Stored entries
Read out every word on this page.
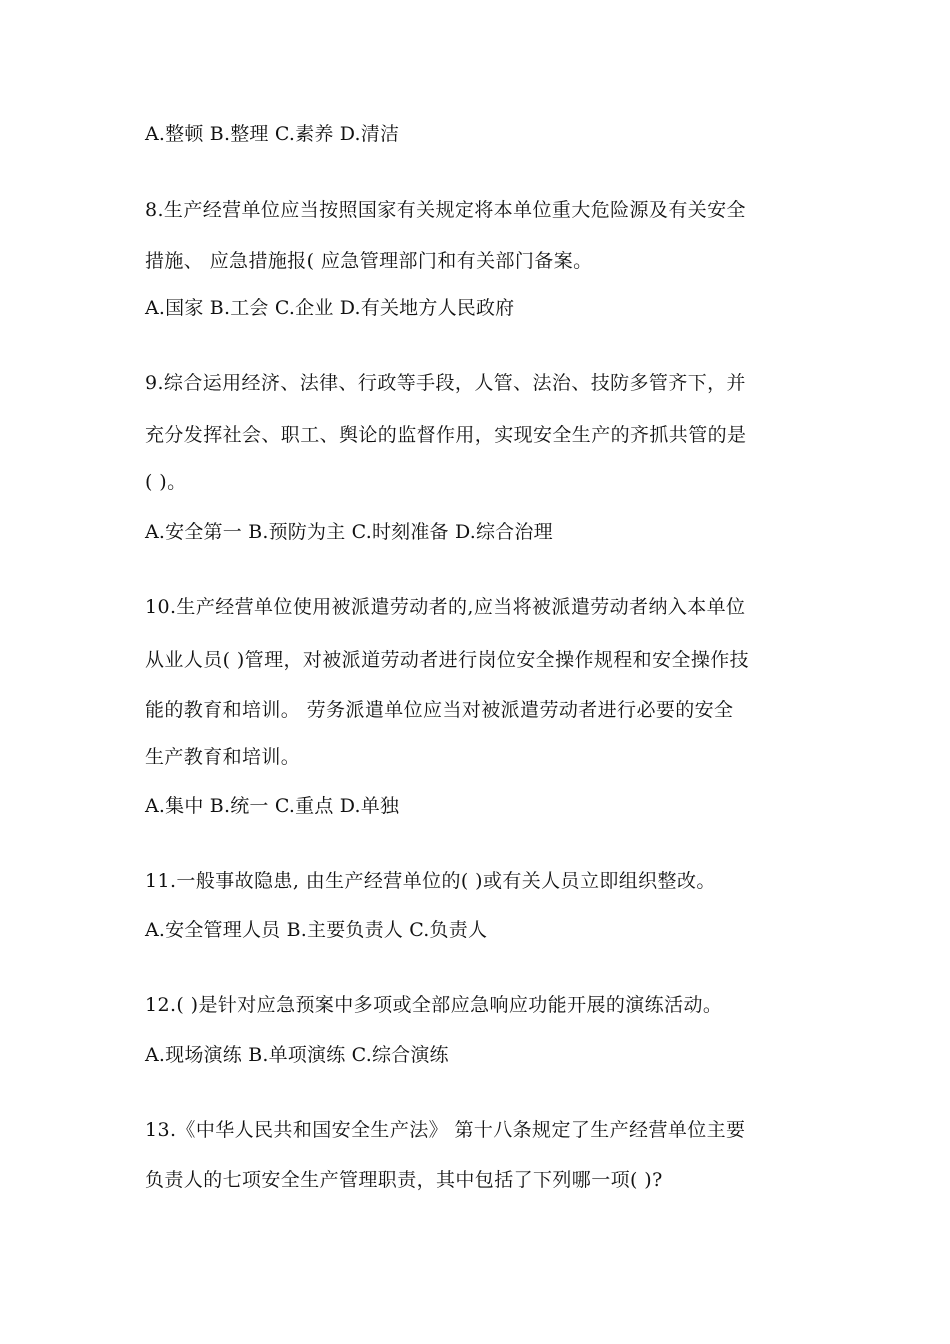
A.整顿 B.整理 C.素养 D.清洁
8.生产经营单位应当按照国家有关规定将本单位重大危险源及有关安全
措施、 应急措施报( 应急管理部门和有关部门备案。
A.国家 B.工会 C.企业 D.有关地方人民政府
9.综合运用经济、法律、行政等手段，人管、法治、技防多管齐下，并
充分发挥社会、职工、舆论的监督作用，实现安全生产的齐抓共管的是
( )。
A.安全第一 B.预防为主 C.时刻准备 D.综合治理
10.生产经营单位使用被派遣劳动者的,应当将被派遣劳动者纳入本单位
从业人员( )管理，对被派道劳动者进行岗位安全操作规程和安全操作技
能的教育和培训。 劳务派遣单位应当对被派遣劳动者进行必要的安全
生产教育和培训。
A.集中 B.统一 C.重点 D.单独
11.一般事故隐患, 由生产经营单位的( )或有关人员立即组织整改。
A.安全管理人员 B.主要负责人 C.负责人
12.( )是针对应急预案中多项或全部应急响应功能开展的演练活动。
A.现场演练 B.单项演练 C.综合演练
13.《中华人民共和国安全生产法》 第十八条规定了生产经营单位主要
负责人的七项安全生产管理职责，其中包括了下列哪一项( )?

▶ [INSTRUCTIONS FOR THE TASK]: Write out again every line above exactly as given; the pictures do not belong in the copy.

▶ [THE RESULT]:
Read out every word on this page.
A.整顿 B.整理 C.素养 D.清洁
8.生产经营单位应当按照国家有关规定将本单位重大危险源及有关安全
措施、 应急措施报( 应急管理部门和有关部门备案。
A.国家 B.工会 C.企业 D.有关地方人民政府
9.综合运用经济、法律、行政等手段，人管、法治、技防多管齐下，并
充分发挥社会、职工、舆论的监督作用，实现安全生产的齐抓共管的是
( )。
A.安全第一 B.预防为主 C.时刻准备 D.综合治理
10.生产经营单位使用被派遣劳动者的,应当将被派遣劳动者纳入本单位
从业人员( )管理，对被派道劳动者进行岗位安全操作规程和安全操作技
能的教育和培训。 劳务派遣单位应当对被派遣劳动者进行必要的安全
生产教育和培训。
A.集中 B.统一 C.重点 D.单独
11.一般事故隐患, 由生产经营单位的( )或有关人员立即组织整改。
A.安全管理人员 B.主要负责人 C.负责人
12.( )是针对应急预案中多项或全部应急响应功能开展的演练活动。
A.现场演练 B.单项演练 C.综合演练
13.《中华人民共和国安全生产法》 第十八条规定了生产经营单位主要
负责人的七项安全生产管理职责，其中包括了下列哪一项( )?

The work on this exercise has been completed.